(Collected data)
┏━━

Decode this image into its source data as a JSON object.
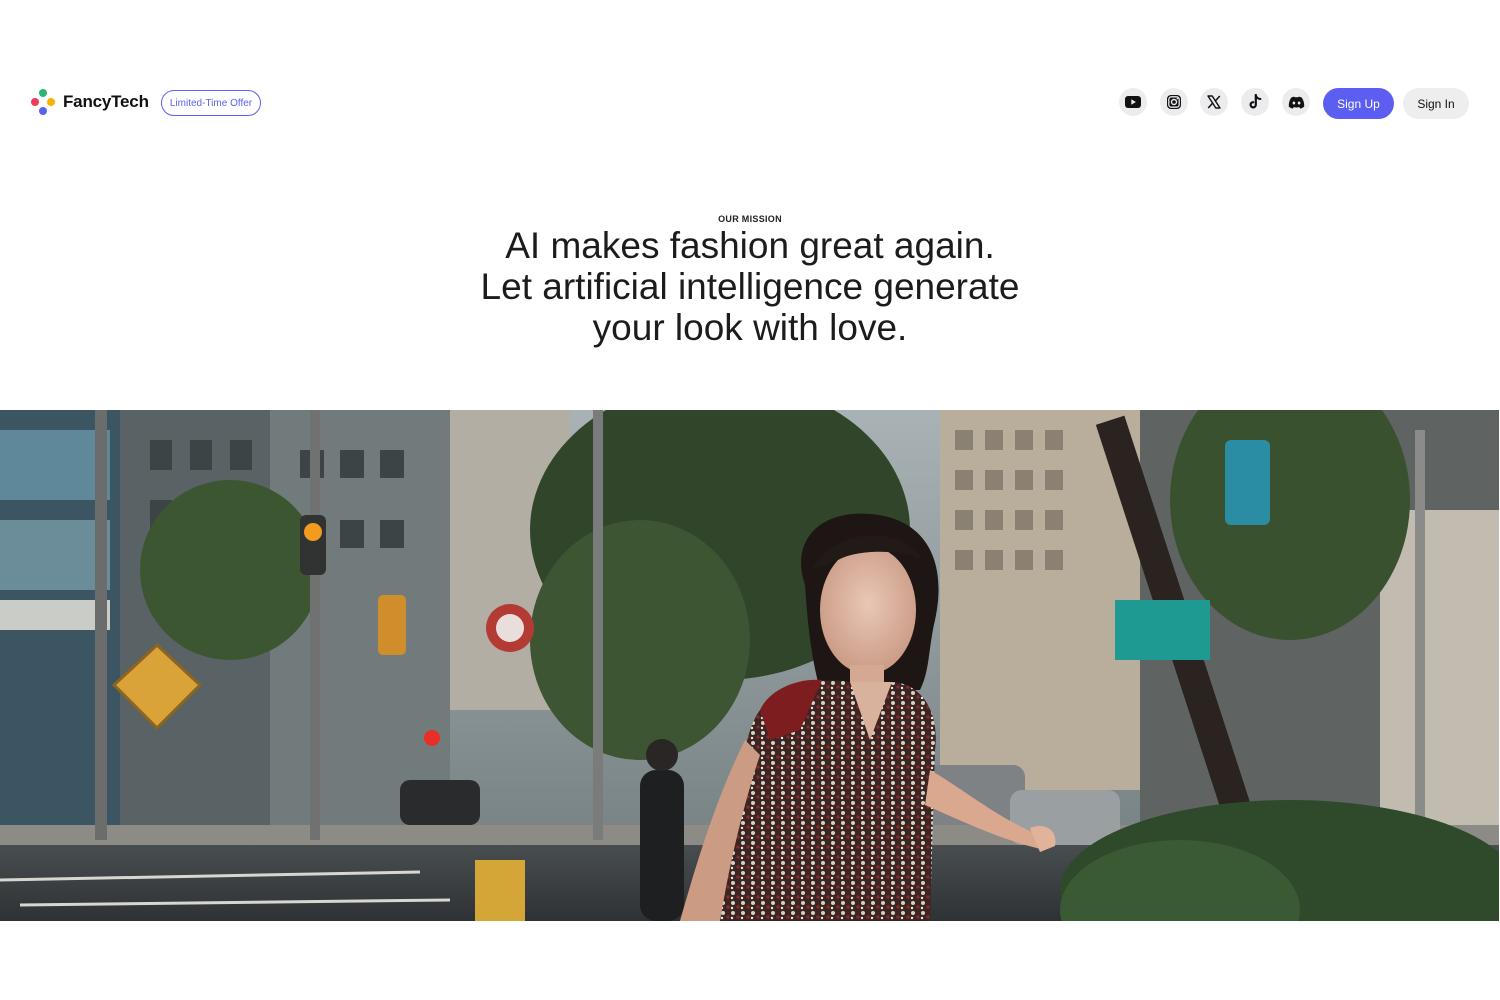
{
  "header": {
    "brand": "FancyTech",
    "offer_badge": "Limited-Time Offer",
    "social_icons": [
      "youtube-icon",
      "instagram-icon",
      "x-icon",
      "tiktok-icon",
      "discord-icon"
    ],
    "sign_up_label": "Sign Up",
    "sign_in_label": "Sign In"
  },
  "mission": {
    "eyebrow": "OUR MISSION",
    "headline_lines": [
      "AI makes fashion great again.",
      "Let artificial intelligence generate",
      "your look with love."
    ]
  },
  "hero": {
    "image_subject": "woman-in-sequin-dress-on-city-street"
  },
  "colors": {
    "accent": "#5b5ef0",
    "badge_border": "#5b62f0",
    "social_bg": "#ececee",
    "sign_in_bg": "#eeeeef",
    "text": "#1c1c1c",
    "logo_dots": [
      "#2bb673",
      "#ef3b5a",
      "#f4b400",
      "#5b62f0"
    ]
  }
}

┗━━

## YOUR TASK:
Without the pictures, reproduce every line of the records above exactly.

## OUTPUT OF THE TASK:
Decode this image into its source data as a JSON object.
{
  "header": {
    "brand": "FancyTech",
    "offer_badge": "Limited-Time Offer",
    "social_icons": [
      "youtube-icon",
      "instagram-icon",
      "x-icon",
      "tiktok-icon",
      "discord-icon"
    ],
    "sign_up_label": "Sign Up",
    "sign_in_label": "Sign In"
  },
  "mission": {
    "eyebrow": "OUR MISSION",
    "headline_lines": [
      "AI makes fashion great again.",
      "Let artificial intelligence generate",
      "your look with love."
    ]
  },
  "hero": {
    "image_subject": "woman-in-sequin-dress-on-city-street"
  },
  "colors": {
    "accent": "#5b5ef0",
    "badge_border": "#5b62f0",
    "social_bg": "#ececee",
    "sign_in_bg": "#eeeeef",
    "text": "#1c1c1c",
    "logo_dots": [
      "#2bb673",
      "#ef3b5a",
      "#f4b400",
      "#5b62f0"
    ]
  }
}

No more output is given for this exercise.